Exactly repeat the material, dropping every picture from the copy.
————
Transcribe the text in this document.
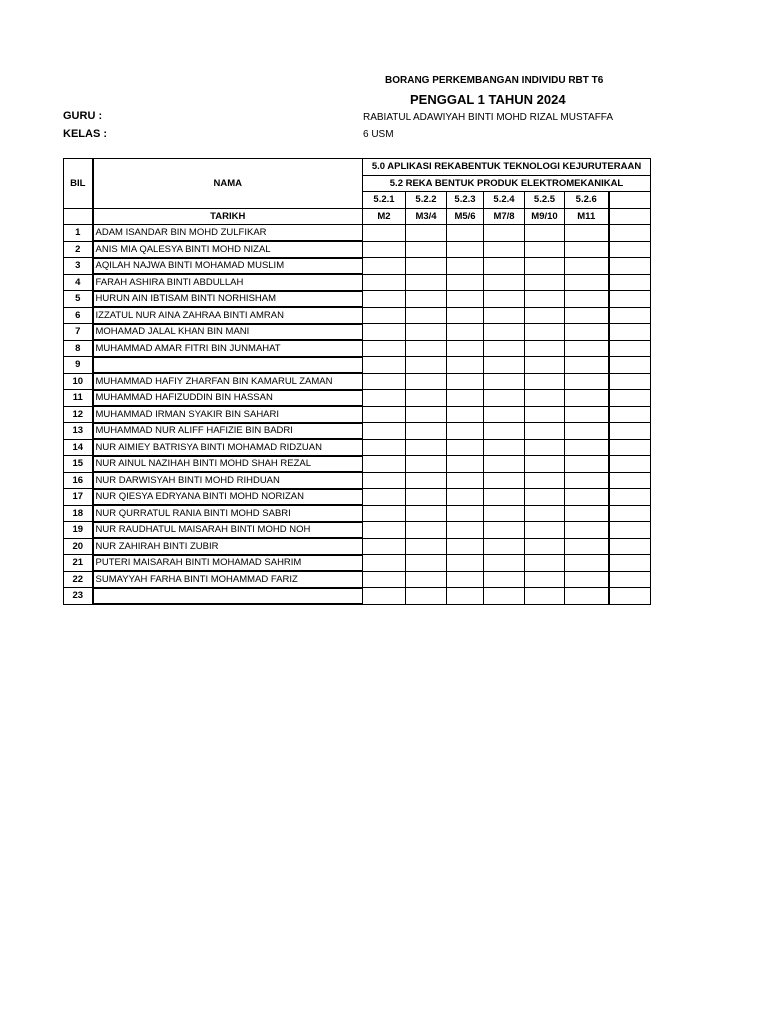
BORANG PERKEMBANGAN INDIVIDU RBT T6
PENGGAL 1 TAHUN 2024
GURU :	RABIATUL ADAWIYAH BINTI MOHD RIZAL MUSTAFFA
KELAS :	6 USM
BIL	NAMA	5.0 APLIKASI REKABENTUK TEKNOLOGI KEJURUTERAAN						
		5.2 REKA BENTUK PRODUK ELEKTROMEKANIKAL						
		5.2.1	5.2.2	5.2.3	5.2.4	5.2.5	5.2.6	
	TARIKH	M2	M3/4	M5/6	M7/8	M9/10	M11	
1	ADAM ISANDAR BIN MOHD ZULFIKAR							
2	ANIS MIA QALESYA BINTI MOHD NIZAL							
3	AQILAH NAJWA BINTI MOHAMAD MUSLIM							
4	FARAH ASHIRA BINTI ABDULLAH							
5	HURUN AIN IBTISAM BINTI NORHISHAM							
6	IZZATUL NUR AINA ZAHRAA BINTI AMRAN							
7	MOHAMAD JALAL KHAN BIN MANI							
8	MUHAMMAD AMAR FITRI BIN JUNMAHAT							
9								
10	MUHAMMAD HAFIY ZHARFAN BIN KAMARUL ZAMAN							
11	MUHAMMAD HAFIZUDDIN BIN HASSAN							
12	MUHAMMAD IRMAN SYAKIR BIN SAHARI							
13	MUHAMMAD NUR ALIFF HAFIZIE BIN BADRI							
14	NUR AIMIEY BATRISYA BINTI MOHAMAD RIDZUAN							
15	NUR AINUL NAZIHAH BINTI MOHD SHAH REZAL							
16	NUR DARWISYAH BINTI MOHD RIHDUAN							
17	NUR QIESYA EDRYANA BINTI MOHD NORIZAN							
18	NUR QURRATUL RANIA BINTI MOHD SABRI							
19	NUR RAUDHATUL MAISARAH BINTI MOHD NOH							
20	NUR ZAHIRAH BINTI ZUBIR							
21	PUTERI MAISARAH BINTI MOHAMAD SAHRIM							
22	SUMAYYAH FARHA BINTI MOHAMMAD FARIZ							
23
————
### WRITTEN RESPONSE
Transcribe the text in this document.
BORANG PERKEMBANGAN INDIVIDU RBT T6
PENGGAL 1 TAHUN 2024
GURU :	RABIATUL ADAWIYAH BINTI MOHD RIZAL MUSTAFFA
KELAS :	6 USM
BIL	NAMA	5.0 APLIKASI REKABENTUK TEKNOLOGI KEJURUTERAAN						
		5.2 REKA BENTUK PRODUK ELEKTROMEKANIKAL						
		5.2.1	5.2.2	5.2.3	5.2.4	5.2.5	5.2.6	
	TARIKH	M2	M3/4	M5/6	M7/8	M9/10	M11	
1	ADAM ISANDAR BIN MOHD ZULFIKAR							
2	ANIS MIA QALESYA BINTI MOHD NIZAL							
3	AQILAH NAJWA BINTI MOHAMAD MUSLIM							
4	FARAH ASHIRA BINTI ABDULLAH							
5	HURUN AIN IBTISAM BINTI NORHISHAM							
6	IZZATUL NUR AINA ZAHRAA BINTI AMRAN							
7	MOHAMAD JALAL KHAN BIN MANI							
8	MUHAMMAD AMAR FITRI BIN JUNMAHAT							
9								
10	MUHAMMAD HAFIY ZHARFAN BIN KAMARUL ZAMAN							
11	MUHAMMAD HAFIZUDDIN BIN HASSAN							
12	MUHAMMAD IRMAN SYAKIR BIN SAHARI							
13	MUHAMMAD NUR ALIFF HAFIZIE BIN BADRI							
14	NUR AIMIEY BATRISYA BINTI MOHAMAD RIDZUAN							
15	NUR AINUL NAZIHAH BINTI MOHD SHAH REZAL							
16	NUR DARWISYAH BINTI MOHD RIHDUAN							
17	NUR QIESYA EDRYANA BINTI MOHD NORIZAN							
18	NUR QURRATUL RANIA BINTI MOHD SABRI							
19	NUR RAUDHATUL MAISARAH BINTI MOHD NOH							
20	NUR ZAHIRAH BINTI ZUBIR							
21	PUTERI MAISARAH BINTI MOHAMAD SAHRIM							
22	SUMAYYAH FARHA BINTI MOHAMMAD FARIZ							
23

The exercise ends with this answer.